- **EXERCISE GOAL**: Wherever the word "bottom" appears in a line, extract that line.

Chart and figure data
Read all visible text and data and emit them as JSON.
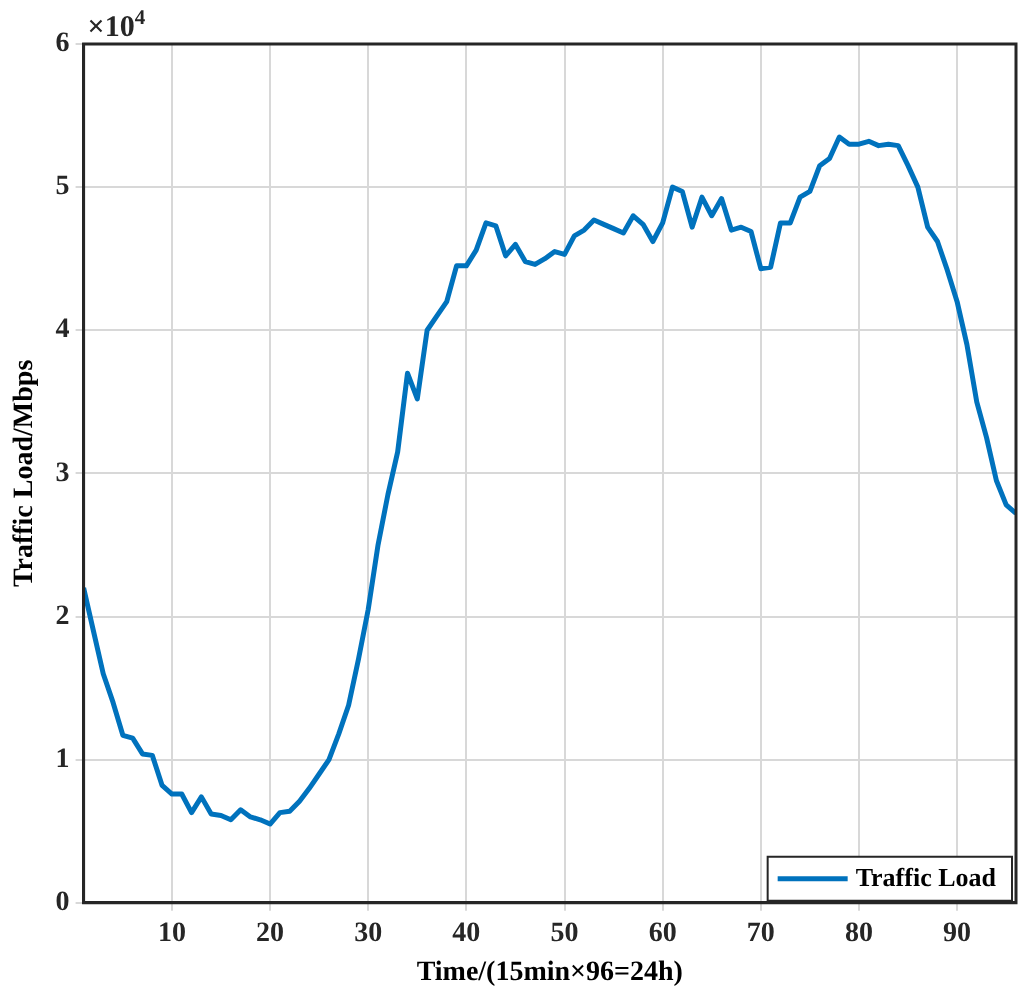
{
  "chart_data": {
    "type": "line",
    "xlabel": "Time/(15min×96=24h)",
    "ylabel": "Traffic Load/Mbps",
    "annotations": [
      "×10$^{4}$"
    ],
    "x": [
      1,
      2,
      3,
      4,
      5,
      6,
      7,
      8,
      9,
      10,
      11,
      12,
      13,
      14,
      15,
      16,
      17,
      18,
      19,
      20,
      21,
      22,
      23,
      24,
      25,
      26,
      27,
      28,
      29,
      30,
      31,
      32,
      33,
      34,
      35,
      36,
      37,
      38,
      39,
      40,
      41,
      42,
      43,
      44,
      45,
      46,
      47,
      48,
      49,
      50,
      51,
      52,
      53,
      54,
      55,
      56,
      57,
      58,
      59,
      60,
      61,
      62,
      63,
      64,
      65,
      66,
      67,
      68,
      69,
      70,
      71,
      72,
      73,
      74,
      75,
      76,
      77,
      78,
      79,
      80,
      81,
      82,
      83,
      84,
      85,
      86,
      87,
      88,
      89,
      90,
      91,
      92,
      93,
      94,
      95,
      96
    ],
    "series": [
      {
        "name": "Traffic Load",
        "color": "#0072bd",
        "values": [
          2.2,
          1.9,
          1.6,
          1.4,
          1.17,
          1.15,
          1.04,
          1.03,
          0.82,
          0.76,
          0.76,
          0.63,
          0.74,
          0.62,
          0.61,
          0.58,
          0.65,
          0.6,
          0.58,
          0.55,
          0.63,
          0.64,
          0.71,
          0.8,
          0.9,
          1.0,
          1.18,
          1.38,
          1.7,
          2.05,
          2.5,
          2.85,
          3.15,
          3.7,
          3.52,
          4.0,
          4.1,
          4.2,
          4.45,
          4.45,
          4.56,
          4.75,
          4.73,
          4.52,
          4.6,
          4.48,
          4.46,
          4.5,
          4.55,
          4.53,
          4.66,
          4.7,
          4.77,
          4.74,
          4.71,
          4.68,
          4.8,
          4.74,
          4.62,
          4.75,
          5.0,
          4.97,
          4.72,
          4.93,
          4.8,
          4.92,
          4.7,
          4.72,
          4.69,
          4.43,
          4.44,
          4.75,
          4.75,
          4.93,
          4.97,
          5.15,
          5.2,
          5.35,
          5.3,
          5.3,
          5.32,
          5.29,
          5.3,
          5.29,
          5.15,
          5.0,
          4.72,
          4.62,
          4.42,
          4.2,
          3.9,
          3.5,
          3.25,
          2.95,
          2.78,
          2.72
        ]
      }
    ],
    "xlim": [
      1,
      96
    ],
    "xticks": [
      10,
      20,
      30,
      40,
      50,
      60,
      70,
      80,
      90
    ],
    "ylim": [
      0,
      6
    ],
    "yticks": [
      0,
      1,
      2,
      3,
      4,
      5,
      6
    ],
    "grid": true,
    "legend": "bottom right",
    "marker": "none",
    "line_style": "solid"
  }
}
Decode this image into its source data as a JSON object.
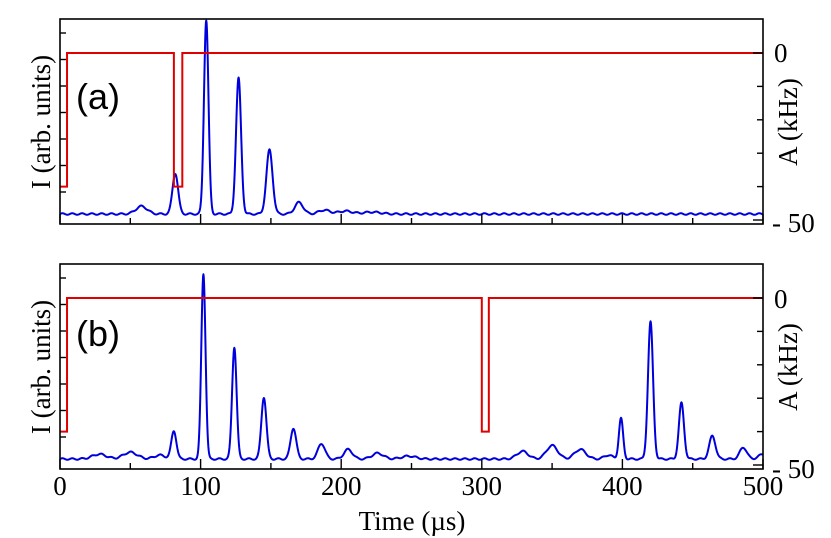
{
  "chart_data": [
    {
      "type": "line",
      "panel": "(a)",
      "xlabel": "",
      "ylabel_left": "I (arb. units)",
      "ylabel_right": "A (kHz)",
      "xlim": [
        0,
        500
      ],
      "ylim_right": [
        -50,
        10
      ],
      "yticks_right": [
        0,
        -50
      ],
      "ytick_labels_right": [
        "0",
        "- 50"
      ],
      "series": [
        {
          "color": "#0000dd",
          "axis": "left",
          "peaks": [
            {
              "x": 58,
              "height": 0.04,
              "width": 4
            },
            {
              "x": 82,
              "height": 0.21,
              "width": 2
            },
            {
              "x": 104,
              "height": 1.0,
              "width": 1.6
            },
            {
              "x": 127,
              "height": 0.7,
              "width": 1.8
            },
            {
              "x": 149,
              "height": 0.33,
              "width": 2.2
            },
            {
              "x": 170,
              "height": 0.06,
              "width": 3
            },
            {
              "x": 188,
              "height": 0.02,
              "width": 4
            },
            {
              "x": 203,
              "height": 0.015,
              "width": 5
            },
            {
              "x": 222,
              "height": 0.01,
              "width": 6
            }
          ]
        },
        {
          "color": "#e00000",
          "axis": "right",
          "points": [
            [
              0,
              -40
            ],
            [
              5,
              -40
            ],
            [
              5,
              0
            ],
            [
              81,
              0
            ],
            [
              81,
              -40
            ],
            [
              87,
              -40
            ],
            [
              87,
              0
            ],
            [
              500,
              0
            ]
          ]
        }
      ]
    },
    {
      "type": "line",
      "panel": "(b)",
      "xlabel": "Time (µs)",
      "ylabel_left": "I (arb. units)",
      "ylabel_right": "A (kHz)",
      "xlim": [
        0,
        500
      ],
      "xticks": [
        0,
        100,
        200,
        300,
        400,
        500
      ],
      "ylim_right": [
        -50,
        10
      ],
      "yticks_right": [
        0,
        -50
      ],
      "ytick_labels_right": [
        "0",
        "- 50"
      ],
      "series": [
        {
          "color": "#0000dd",
          "axis": "left",
          "peaks": [
            {
              "x": 28,
              "height": 0.025,
              "width": 5
            },
            {
              "x": 50,
              "height": 0.035,
              "width": 5
            },
            {
              "x": 71,
              "height": 0.02,
              "width": 4
            },
            {
              "x": 81,
              "height": 0.145,
              "width": 1.8
            },
            {
              "x": 102,
              "height": 0.96,
              "width": 1.5
            },
            {
              "x": 124,
              "height": 0.58,
              "width": 1.6
            },
            {
              "x": 145,
              "height": 0.32,
              "width": 1.8
            },
            {
              "x": 166,
              "height": 0.16,
              "width": 2
            },
            {
              "x": 186,
              "height": 0.08,
              "width": 2.5
            },
            {
              "x": 205,
              "height": 0.05,
              "width": 3
            },
            {
              "x": 226,
              "height": 0.03,
              "width": 4
            },
            {
              "x": 248,
              "height": 0.015,
              "width": 5
            },
            {
              "x": 329,
              "height": 0.04,
              "width": 4
            },
            {
              "x": 350,
              "height": 0.07,
              "width": 4
            },
            {
              "x": 370,
              "height": 0.05,
              "width": 4
            },
            {
              "x": 390,
              "height": 0.02,
              "width": 3
            },
            {
              "x": 399,
              "height": 0.21,
              "width": 1.5
            },
            {
              "x": 420,
              "height": 0.71,
              "width": 1.8
            },
            {
              "x": 442,
              "height": 0.29,
              "width": 1.8
            },
            {
              "x": 464,
              "height": 0.12,
              "width": 2.2
            },
            {
              "x": 486,
              "height": 0.06,
              "width": 2.5
            },
            {
              "x": 500,
              "height": 0.025,
              "width": 3
            }
          ]
        },
        {
          "color": "#e00000",
          "axis": "right",
          "points": [
            [
              0,
              -40
            ],
            [
              5,
              -40
            ],
            [
              5,
              0
            ],
            [
              300,
              0
            ],
            [
              300,
              -40
            ],
            [
              305,
              -40
            ],
            [
              305,
              0
            ],
            [
              500,
              0
            ]
          ]
        }
      ]
    }
  ]
}
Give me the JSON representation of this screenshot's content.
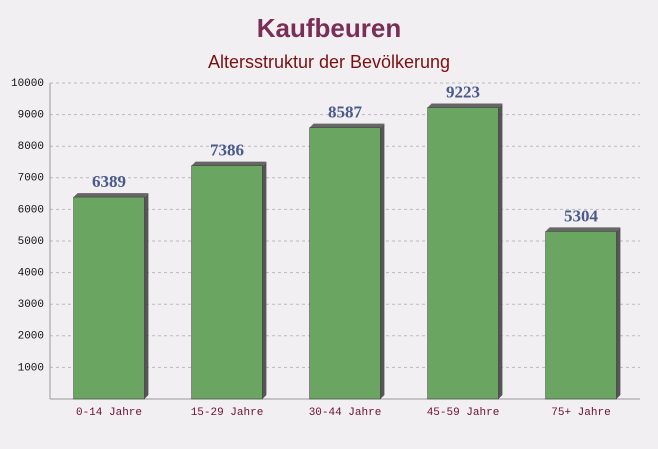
{
  "chart_data": {
    "type": "bar",
    "title": "Kaufbeuren",
    "subtitle": "Altersstruktur der Bevölkerung",
    "categories": [
      "0-14 Jahre",
      "15-29 Jahre",
      "30-44 Jahre",
      "45-59 Jahre",
      "75+ Jahre"
    ],
    "values": [
      6389,
      7386,
      8587,
      9223,
      5304
    ],
    "color": "#6aa562",
    "ylim": [
      0,
      10000
    ],
    "yticks": [
      1000,
      2000,
      3000,
      4000,
      5000,
      6000,
      7000,
      8000,
      9000,
      10000
    ],
    "grid": true
  }
}
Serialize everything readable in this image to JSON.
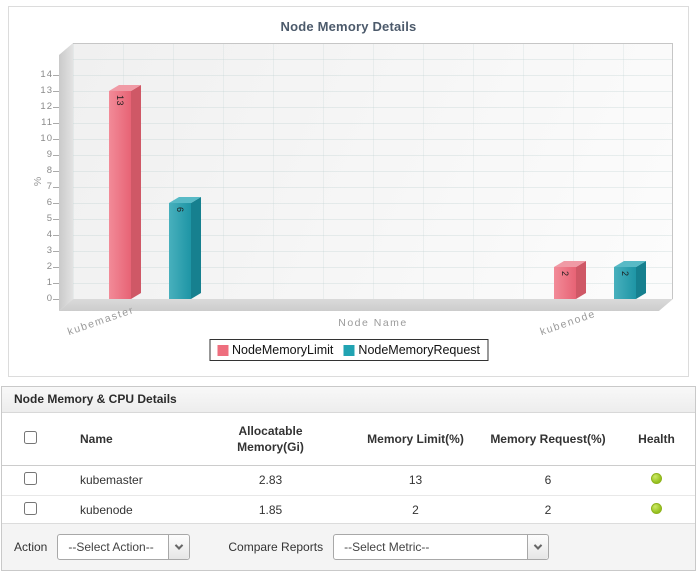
{
  "chart": {
    "title": "Node Memory Details",
    "y_axis_label": "%",
    "x_axis_label": "Node Name"
  },
  "chart_data": {
    "type": "bar",
    "categories": [
      "kubemaster",
      "kubenode"
    ],
    "series": [
      {
        "name": "NodeMemoryLimit",
        "color": "#ee6e7e",
        "values": [
          13,
          2
        ]
      },
      {
        "name": "NodeMemoryRequest",
        "color": "#21a3b2",
        "values": [
          6,
          2
        ]
      }
    ],
    "title": "Node Memory Details",
    "xlabel": "Node Name",
    "ylabel": "%",
    "ylim": [
      0,
      14
    ],
    "y_tick_step": 1,
    "grid": true,
    "legend_position": "bottom",
    "bar_value_labels": [
      [
        13,
        2
      ],
      [
        6,
        2
      ]
    ]
  },
  "table": {
    "section_title": "Node Memory & CPU Details",
    "columns": [
      "Name",
      "Allocatable Memory(Gi)",
      "Memory Limit(%)",
      "Memory Request(%)",
      "Health"
    ],
    "rows": [
      {
        "name": "kubemaster",
        "allocatable_memory_gi": "2.83",
        "memory_limit_pct": "13",
        "memory_request_pct": "6",
        "health": "green"
      },
      {
        "name": "kubenode",
        "allocatable_memory_gi": "1.85",
        "memory_limit_pct": "2",
        "memory_request_pct": "2",
        "health": "green"
      }
    ],
    "health_color": "#94c01d"
  },
  "actions": {
    "action_label": "Action",
    "action_select_value": "--Select Action--",
    "compare_label": "Compare Reports",
    "compare_select_value": "--Select Metric--"
  }
}
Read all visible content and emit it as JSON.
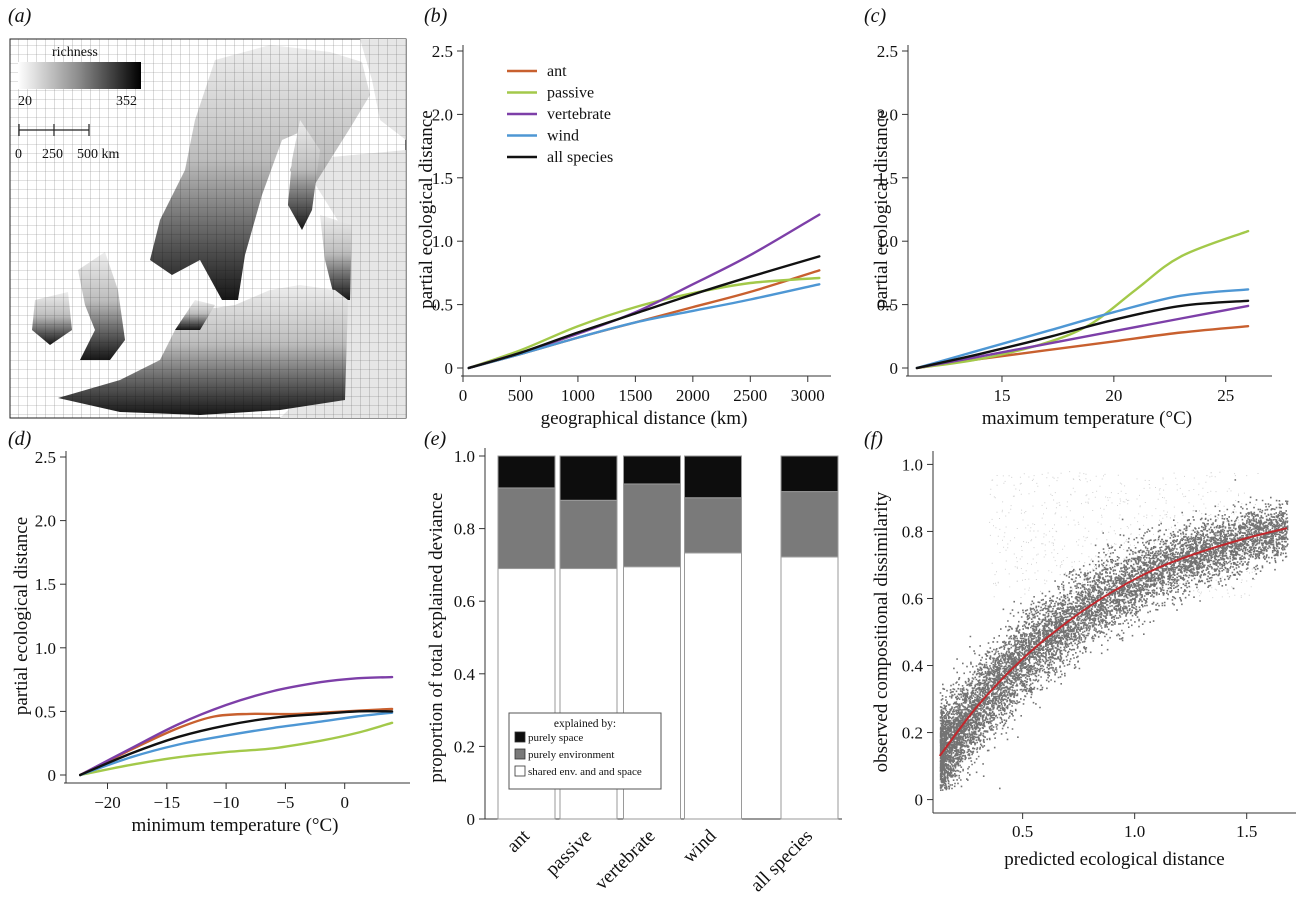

- **ANSWER FOR THIS EXERCISE**:
    "legend": "bottom right",
    "legend_position": "bottom",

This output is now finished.